Pull every line holding the string "Birtch" from the records below.
— START OF Exercise inputs —
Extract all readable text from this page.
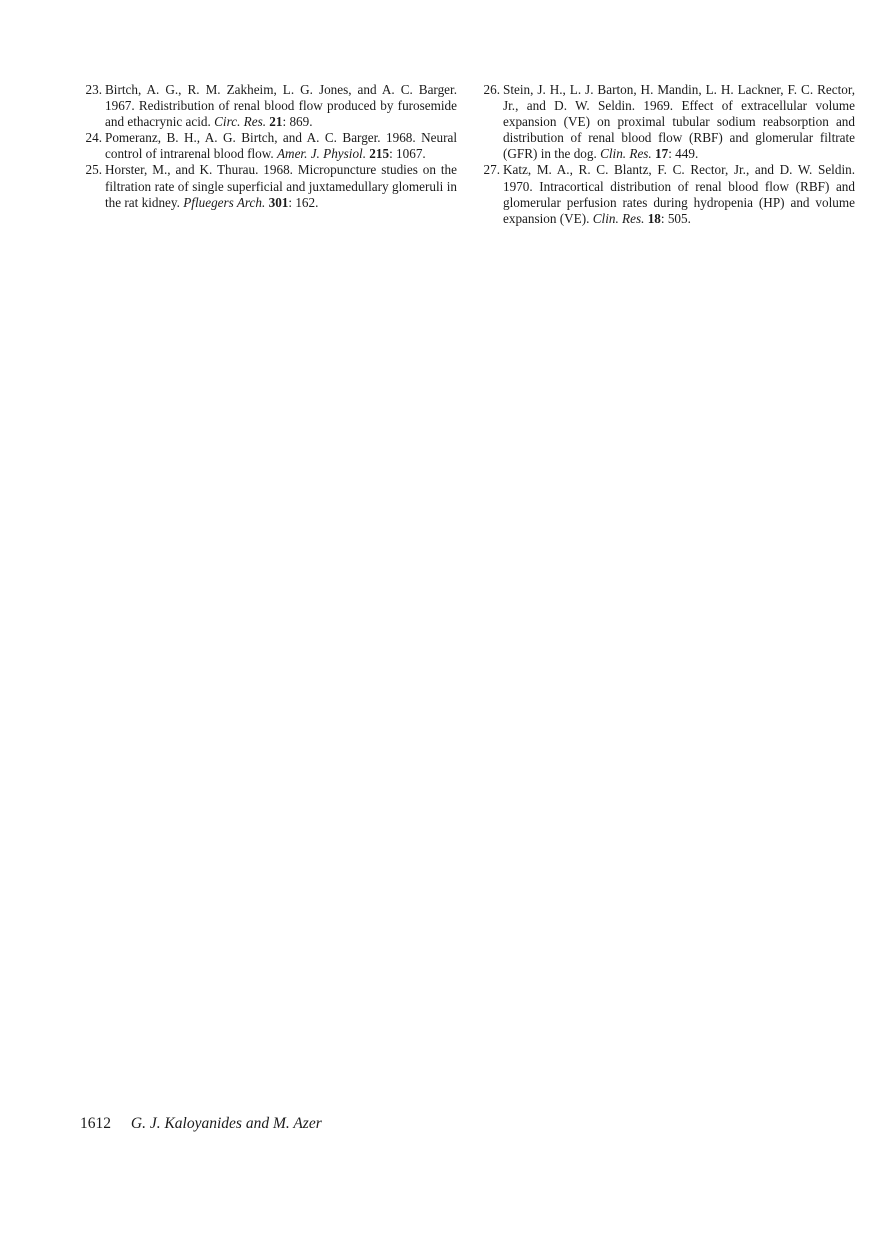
23. Birtch, A. G., R. M. Zakheim, L. G. Jones, and A. C. Barger. 1967. Redistribution of renal blood flow produced by furosemide and ethacrynic acid. Circ. Res. 21: 869.
24. Pomeranz, B. H., A. G. Birtch, and A. C. Barger. 1968. Neural control of intrarenal blood flow. Amer. J. Physiol. 215: 1067.
25. Horster, M., and K. Thurau. 1968. Micropuncture studies on the filtration rate of single superficial and juxtamedullary glomeruli in the rat kidney. Pfluegers Arch. 301: 162.
26. Stein, J. H., L. J. Barton, H. Mandin, L. H. Lackner, F. C. Rector, Jr., and D. W. Seldin. 1969. Effect of extracellular volume expansion (VE) on proximal tubular sodium reabsorption and distribution of renal blood flow (RBF) and glomerular filtrate (GFR) in the dog. Clin. Res. 17: 449.
27. Katz, M. A., R. C. Blantz, F. C. Rector, Jr., and D. W. Seldin. 1970. Intracortical distribution of renal blood flow (RBF) and glomerular perfusion rates during hydropenia (HP) and volume expansion (VE). Clin. Res. 18: 505.
1612 G. J. Kaloyanides and M. Azer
— END OF Exercise inputs —
_Correct output:_
23. Birtch, A. G., R. M. Zakheim, L. G. Jones, and A. C. Barger. 1967. Redistribution of renal blood flow produced by furosemide and ethacrynic acid. Circ. Res. 21: 869.
24. Pomeranz, B. H., A. G. Birtch, and A. C. Barger. 1968. Neural control of intrarenal blood flow. Amer. J. Physiol. 215: 1067.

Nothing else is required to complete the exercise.